* STATED GOAL *
Filter this data down to the lines that hold "Presets", and copy them.

══════════

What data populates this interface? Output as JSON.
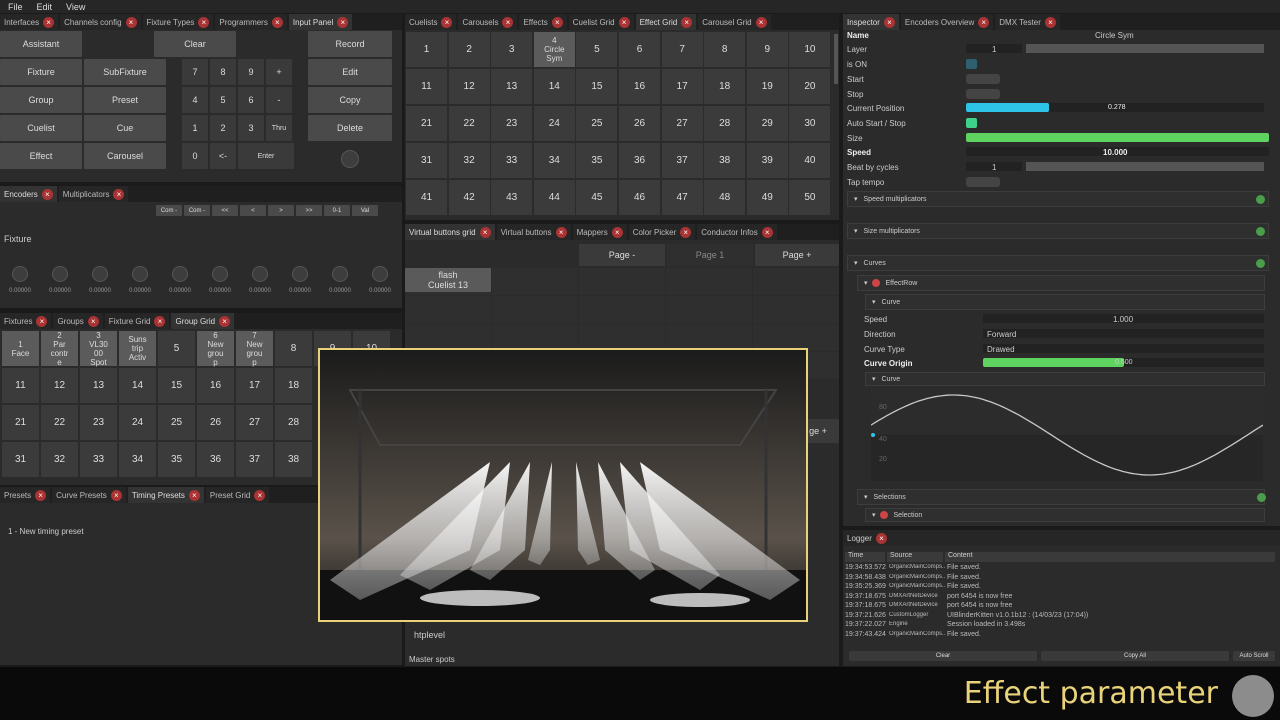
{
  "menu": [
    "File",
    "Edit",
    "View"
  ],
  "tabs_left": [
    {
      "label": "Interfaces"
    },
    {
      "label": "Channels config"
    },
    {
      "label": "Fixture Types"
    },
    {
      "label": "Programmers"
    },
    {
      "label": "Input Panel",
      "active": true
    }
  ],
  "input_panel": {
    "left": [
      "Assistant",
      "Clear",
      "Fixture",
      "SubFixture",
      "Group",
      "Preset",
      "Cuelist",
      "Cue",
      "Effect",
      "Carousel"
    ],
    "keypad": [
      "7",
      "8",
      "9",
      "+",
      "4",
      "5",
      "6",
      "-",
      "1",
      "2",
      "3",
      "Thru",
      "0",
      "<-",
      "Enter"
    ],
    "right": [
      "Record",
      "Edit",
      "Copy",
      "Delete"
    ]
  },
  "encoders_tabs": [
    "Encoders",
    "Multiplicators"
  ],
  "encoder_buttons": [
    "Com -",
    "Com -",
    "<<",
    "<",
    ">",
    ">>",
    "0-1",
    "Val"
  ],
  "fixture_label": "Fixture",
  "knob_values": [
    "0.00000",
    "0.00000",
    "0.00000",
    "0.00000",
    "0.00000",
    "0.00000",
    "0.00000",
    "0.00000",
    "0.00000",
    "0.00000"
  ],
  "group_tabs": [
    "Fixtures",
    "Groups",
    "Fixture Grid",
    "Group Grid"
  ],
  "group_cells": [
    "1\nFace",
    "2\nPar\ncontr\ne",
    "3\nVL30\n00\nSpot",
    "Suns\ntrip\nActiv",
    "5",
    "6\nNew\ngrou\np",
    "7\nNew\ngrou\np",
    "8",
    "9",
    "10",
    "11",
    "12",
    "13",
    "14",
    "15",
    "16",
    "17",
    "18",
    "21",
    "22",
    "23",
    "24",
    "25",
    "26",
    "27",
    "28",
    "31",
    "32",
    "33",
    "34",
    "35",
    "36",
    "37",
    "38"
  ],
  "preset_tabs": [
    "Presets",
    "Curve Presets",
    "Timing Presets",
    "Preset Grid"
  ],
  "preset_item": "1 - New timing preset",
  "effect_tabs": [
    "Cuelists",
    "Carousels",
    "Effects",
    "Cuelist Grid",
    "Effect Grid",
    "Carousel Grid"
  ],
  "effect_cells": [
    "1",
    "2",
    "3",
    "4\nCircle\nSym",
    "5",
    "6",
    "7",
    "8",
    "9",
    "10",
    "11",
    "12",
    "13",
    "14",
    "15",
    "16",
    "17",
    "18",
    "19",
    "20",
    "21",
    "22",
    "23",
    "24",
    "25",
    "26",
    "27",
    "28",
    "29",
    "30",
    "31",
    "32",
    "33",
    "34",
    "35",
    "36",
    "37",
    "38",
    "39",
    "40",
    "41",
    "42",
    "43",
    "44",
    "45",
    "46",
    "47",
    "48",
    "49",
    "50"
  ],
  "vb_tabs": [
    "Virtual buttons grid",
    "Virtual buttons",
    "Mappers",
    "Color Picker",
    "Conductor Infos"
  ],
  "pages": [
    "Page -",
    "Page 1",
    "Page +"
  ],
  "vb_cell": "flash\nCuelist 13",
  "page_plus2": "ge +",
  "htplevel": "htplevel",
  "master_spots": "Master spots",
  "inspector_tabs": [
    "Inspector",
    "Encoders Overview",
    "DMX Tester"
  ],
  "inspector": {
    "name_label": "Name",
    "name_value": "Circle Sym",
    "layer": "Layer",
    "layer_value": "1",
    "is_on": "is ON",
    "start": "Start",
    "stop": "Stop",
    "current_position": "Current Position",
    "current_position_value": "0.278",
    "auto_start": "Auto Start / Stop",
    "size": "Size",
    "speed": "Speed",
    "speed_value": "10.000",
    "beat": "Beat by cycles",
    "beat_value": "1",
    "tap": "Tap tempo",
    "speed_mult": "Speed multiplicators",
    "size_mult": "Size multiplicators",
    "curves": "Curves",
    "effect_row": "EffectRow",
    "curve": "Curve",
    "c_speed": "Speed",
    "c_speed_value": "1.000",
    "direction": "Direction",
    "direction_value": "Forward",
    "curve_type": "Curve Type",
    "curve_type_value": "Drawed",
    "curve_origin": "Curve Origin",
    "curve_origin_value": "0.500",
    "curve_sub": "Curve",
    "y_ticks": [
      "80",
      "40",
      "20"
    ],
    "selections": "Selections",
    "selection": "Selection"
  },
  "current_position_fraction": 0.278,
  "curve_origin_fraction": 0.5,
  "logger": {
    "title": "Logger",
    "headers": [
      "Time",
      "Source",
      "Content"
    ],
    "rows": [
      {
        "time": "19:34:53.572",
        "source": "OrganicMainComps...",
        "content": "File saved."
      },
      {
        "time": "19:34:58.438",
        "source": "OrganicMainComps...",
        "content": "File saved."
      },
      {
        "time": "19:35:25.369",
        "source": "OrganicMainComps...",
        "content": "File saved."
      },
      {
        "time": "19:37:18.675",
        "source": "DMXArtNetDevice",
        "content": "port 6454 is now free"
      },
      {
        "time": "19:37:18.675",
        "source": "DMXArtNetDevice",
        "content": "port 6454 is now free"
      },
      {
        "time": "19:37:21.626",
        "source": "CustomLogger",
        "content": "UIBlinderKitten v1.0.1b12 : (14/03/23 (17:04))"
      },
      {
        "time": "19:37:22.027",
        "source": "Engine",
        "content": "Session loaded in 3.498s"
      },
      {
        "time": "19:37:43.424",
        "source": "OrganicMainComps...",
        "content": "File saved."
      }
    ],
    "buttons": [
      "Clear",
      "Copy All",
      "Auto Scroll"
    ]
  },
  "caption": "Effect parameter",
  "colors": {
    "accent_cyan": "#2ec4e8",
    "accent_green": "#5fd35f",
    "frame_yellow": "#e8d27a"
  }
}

══════════

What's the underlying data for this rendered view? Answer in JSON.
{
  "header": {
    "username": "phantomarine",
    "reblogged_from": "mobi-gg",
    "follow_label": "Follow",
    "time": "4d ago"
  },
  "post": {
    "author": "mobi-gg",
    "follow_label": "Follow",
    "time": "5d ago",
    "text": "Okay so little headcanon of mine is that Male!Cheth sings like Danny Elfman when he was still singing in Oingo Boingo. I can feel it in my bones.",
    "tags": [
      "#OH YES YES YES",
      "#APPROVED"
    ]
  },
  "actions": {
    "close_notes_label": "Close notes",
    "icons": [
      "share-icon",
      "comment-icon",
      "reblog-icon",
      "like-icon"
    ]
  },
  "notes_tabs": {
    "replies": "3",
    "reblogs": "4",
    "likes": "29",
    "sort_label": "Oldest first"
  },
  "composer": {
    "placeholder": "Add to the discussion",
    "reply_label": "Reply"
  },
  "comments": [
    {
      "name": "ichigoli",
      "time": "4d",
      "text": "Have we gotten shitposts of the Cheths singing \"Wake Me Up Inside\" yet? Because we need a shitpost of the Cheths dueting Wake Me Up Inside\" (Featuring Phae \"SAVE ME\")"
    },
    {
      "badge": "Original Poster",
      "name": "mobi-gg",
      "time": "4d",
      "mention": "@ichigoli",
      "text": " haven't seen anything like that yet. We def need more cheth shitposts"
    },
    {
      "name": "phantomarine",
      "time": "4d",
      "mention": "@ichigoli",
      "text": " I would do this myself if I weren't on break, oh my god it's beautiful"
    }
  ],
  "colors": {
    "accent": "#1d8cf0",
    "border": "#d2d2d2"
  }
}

══════════

* TASK OUTPUT *
    "Presets",
    "Curve Presets",
    "Timing Presets",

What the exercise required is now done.